AIM - Every entry below should be transcribed exactly; pictures stay out of the copy.

Dataset items
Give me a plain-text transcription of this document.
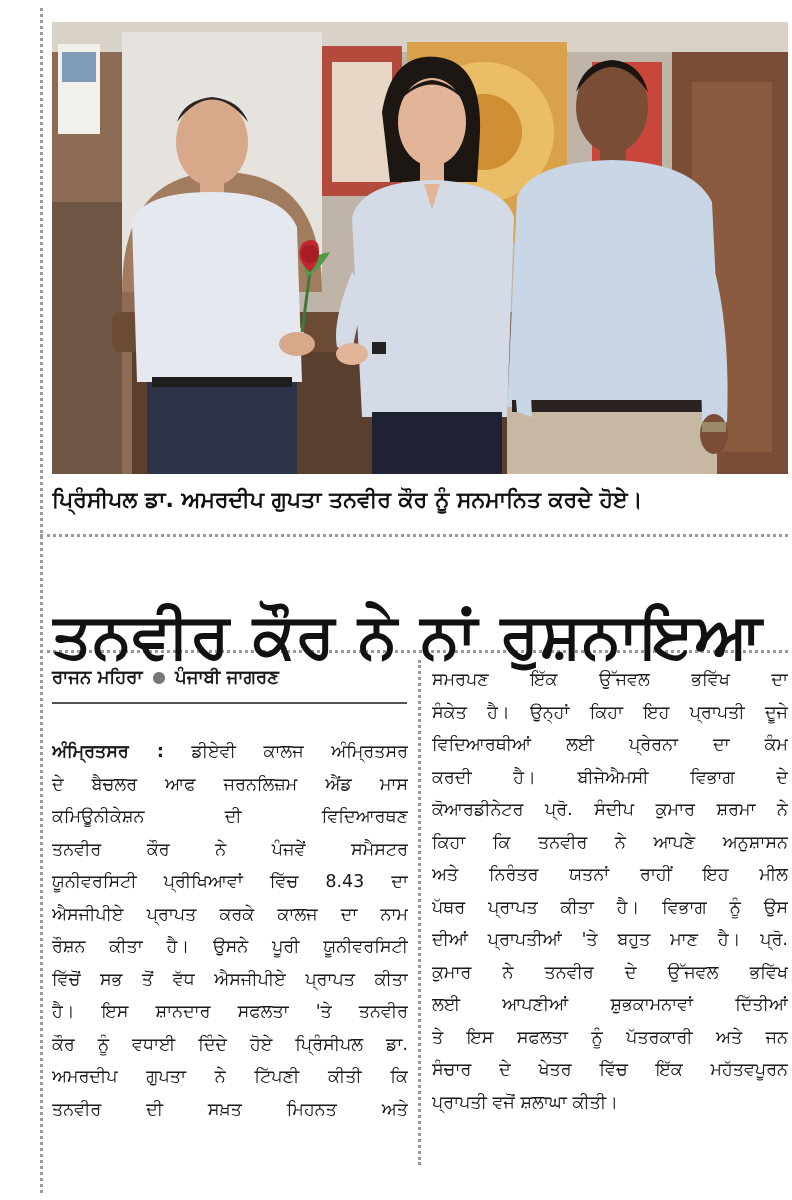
ਪ੍ਰਿੰਸੀਪਲ ਡਾ. ਅਮਰਦੀਪ ਗੁਪਤਾ ਤਨਵੀਰ ਕੌਰ ਨੂੰ ਸਨਮਾਨਿਤ ਕਰਦੇ ਹੋਏ।
ਤਨਵੀਰ ਕੌਰ ਨੇ ਨਾਂ ਰੁਸ਼ਨਾਇਆ
ਰਾਜਨ ਮਹਿਰਾ ਪੰਜਾਬੀ ਜਾਗਰਣ
ਅੰਮ੍ਰਿਤਸਰ : ਡੀਏਵੀ ਕਾਲਜ ਅੰਮ੍ਰਿਤਸਰ
ਦੇ ਬੈਚਲਰ ਆਫ ਜਰਨਲਿਜ਼ਮ ਐਂਡ ਮਾਸ
ਕਮਿਊਨੀਕੇਸ਼ਨ ਦੀ ਵਿਦਿਆਰਥਣ
ਤਨਵੀਰ ਕੌਰ ਨੇ ਪੰਜਵੇਂ ਸਮੈਸਟਰ
ਯੂਨੀਵਰਸਿਟੀ ਪ੍ਰੀਖਿਆਵਾਂ ਵਿੱਚ 8.43 ਦਾ
ਐਸਜੀਪੀਏ ਪ੍ਰਾਪਤ ਕਰਕੇ ਕਾਲਜ ਦਾ ਨਾਮ
ਰੌਸ਼ਨ ਕੀਤਾ ਹੈ। ਉਸਨੇ ਪੂਰੀ ਯੂਨੀਵਰਸਿਟੀ
ਵਿੱਚੋਂ ਸਭ ਤੋਂ ਵੱਧ ਐਸਜੀਪੀਏ ਪ੍ਰਾਪਤ ਕੀਤਾ
ਹੈ। ਇਸ ਸ਼ਾਨਦਾਰ ਸਫਲਤਾ 'ਤੇ ਤਨਵੀਰ
ਕੌਰ ਨੂੰ ਵਧਾਈ ਦਿੰਦੇ ਹੋਏ ਪ੍ਰਿੰਸੀਪਲ ਡਾ.
ਅਮਰਦੀਪ ਗੁਪਤਾ ਨੇ ਟਿੱਪਣੀ ਕੀਤੀ ਕਿ
ਤਨਵੀਰ ਦੀ ਸਖ਼ਤ ਮਿਹਨਤ ਅਤੇ
ਸਮਰਪਣ ਇੱਕ ਉੱਜਵਲ ਭਵਿੱਖ ਦਾ
ਸੰਕੇਤ ਹੈ। ਉਨ੍ਹਾਂ ਕਿਹਾ ਇਹ ਪ੍ਰਾਪਤੀ ਦੂਜੇ
ਵਿਦਿਆਰਥੀਆਂ ਲਈ ਪ੍ਰੇਰਨਾ ਦਾ ਕੰਮ
ਕਰਦੀ ਹੈ। ਬੀਜੇਐਮਸੀ ਵਿਭਾਗ ਦੇ
ਕੋਆਰਡੀਨੇਟਰ ਪ੍ਰੋ. ਸੰਦੀਪ ਕੁਮਾਰ ਸ਼ਰਮਾ ਨੇ
ਕਿਹਾ ਕਿ ਤਨਵੀਰ ਨੇ ਆਪਣੇ ਅਨੁਸ਼ਾਸਨ
ਅਤੇ ਨਿਰੰਤਰ ਯਤਨਾਂ ਰਾਹੀਂ ਇਹ ਮੀਲ
ਪੱਥਰ ਪ੍ਰਾਪਤ ਕੀਤਾ ਹੈ। ਵਿਭਾਗ ਨੂੰ ਉਸ
ਦੀਆਂ ਪ੍ਰਾਪਤੀਆਂ 'ਤੇ ਬਹੁਤ ਮਾਣ ਹੈ। ਪ੍ਰੋ.
ਕੁਮਾਰ ਨੇ ਤਨਵੀਰ ਦੇ ਉੱਜਵਲ ਭਵਿੱਖ
ਲਈ ਆਪਣੀਆਂ ਸ਼ੁਭਕਾਮਨਾਵਾਂ ਦਿੱਤੀਆਂ
ਤੇ ਇਸ ਸਫਲਤਾ ਨੂੰ ਪੱਤਰਕਾਰੀ ਅਤੇ ਜਨ
ਸੰਚਾਰ ਦੇ ਖੇਤਰ ਵਿੱਚ ਇੱਕ ਮਹੱਤਵਪੂਰਨ
ਪ੍ਰਾਪਤੀ ਵਜੋਂ ਸ਼ਲਾਘਾ ਕੀਤੀ।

EXPECTED ANSWER -
Give me a plain-text transcription of this document.
ਪ੍ਰਿੰਸੀਪਲ ਡਾ. ਅਮਰਦੀਪ ਗੁਪਤਾ ਤਨਵੀਰ ਕੌਰ ਨੂੰ ਸਨਮਾਨਿਤ ਕਰਦੇ ਹੋਏ।
ਤਨਵੀਰ ਕੌਰ ਨੇ ਨਾਂ ਰੁਸ਼ਨਾਇਆ
ਰਾਜਨ ਮਹਿਰਾ ਪੰਜਾਬੀ ਜਾਗਰਣ
ਅੰਮ੍ਰਿਤਸਰ : ਡੀਏਵੀ ਕਾਲਜ ਅੰਮ੍ਰਿਤਸਰ
ਦੇ ਬੈਚਲਰ ਆਫ ਜਰਨਲਿਜ਼ਮ ਐਂਡ ਮਾਸ
ਕਮਿਊਨੀਕੇਸ਼ਨ ਦੀ ਵਿਦਿਆਰਥਣ
ਤਨਵੀਰ ਕੌਰ ਨੇ ਪੰਜਵੇਂ ਸਮੈਸਟਰ
ਯੂਨੀਵਰਸਿਟੀ ਪ੍ਰੀਖਿਆਵਾਂ ਵਿੱਚ 8.43 ਦਾ
ਐਸਜੀਪੀਏ ਪ੍ਰਾਪਤ ਕਰਕੇ ਕਾਲਜ ਦਾ ਨਾਮ
ਰੌਸ਼ਨ ਕੀਤਾ ਹੈ। ਉਸਨੇ ਪੂਰੀ ਯੂਨੀਵਰਸਿਟੀ
ਵਿੱਚੋਂ ਸਭ ਤੋਂ ਵੱਧ ਐਸਜੀਪੀਏ ਪ੍ਰਾਪਤ ਕੀਤਾ
ਹੈ। ਇਸ ਸ਼ਾਨਦਾਰ ਸਫਲਤਾ 'ਤੇ ਤਨਵੀਰ
ਕੌਰ ਨੂੰ ਵਧਾਈ ਦਿੰਦੇ ਹੋਏ ਪ੍ਰਿੰਸੀਪਲ ਡਾ.
ਅਮਰਦੀਪ ਗੁਪਤਾ ਨੇ ਟਿੱਪਣੀ ਕੀਤੀ ਕਿ
ਤਨਵੀਰ ਦੀ ਸਖ਼ਤ ਮਿਹਨਤ ਅਤੇ
ਸਮਰਪਣ ਇੱਕ ਉੱਜਵਲ ਭਵਿੱਖ ਦਾ
ਸੰਕੇਤ ਹੈ। ਉਨ੍ਹਾਂ ਕਿਹਾ ਇਹ ਪ੍ਰਾਪਤੀ ਦੂਜੇ
ਵਿਦਿਆਰਥੀਆਂ ਲਈ ਪ੍ਰੇਰਨਾ ਦਾ ਕੰਮ
ਕਰਦੀ ਹੈ। ਬੀਜੇਐਮਸੀ ਵਿਭਾਗ ਦੇ
ਕੋਆਰਡੀਨੇਟਰ ਪ੍ਰੋ. ਸੰਦੀਪ ਕੁਮਾਰ ਸ਼ਰਮਾ ਨੇ
ਕਿਹਾ ਕਿ ਤਨਵੀਰ ਨੇ ਆਪਣੇ ਅਨੁਸ਼ਾਸਨ
ਅਤੇ ਨਿਰੰਤਰ ਯਤਨਾਂ ਰਾਹੀਂ ਇਹ ਮੀਲ
ਪੱਥਰ ਪ੍ਰਾਪਤ ਕੀਤਾ ਹੈ। ਵਿਭਾਗ ਨੂੰ ਉਸ
ਦੀਆਂ ਪ੍ਰਾਪਤੀਆਂ 'ਤੇ ਬਹੁਤ ਮਾਣ ਹੈ। ਪ੍ਰੋ.
ਕੁਮਾਰ ਨੇ ਤਨਵੀਰ ਦੇ ਉੱਜਵਲ ਭਵਿੱਖ
ਲਈ ਆਪਣੀਆਂ ਸ਼ੁਭਕਾਮਨਾਵਾਂ ਦਿੱਤੀਆਂ
ਤੇ ਇਸ ਸਫਲਤਾ ਨੂੰ ਪੱਤਰਕਾਰੀ ਅਤੇ ਜਨ
ਸੰਚਾਰ ਦੇ ਖੇਤਰ ਵਿੱਚ ਇੱਕ ਮਹੱਤਵਪੂਰਨ
ਪ੍ਰਾਪਤੀ ਵਜੋਂ ਸ਼ਲਾਘਾ ਕੀਤੀ।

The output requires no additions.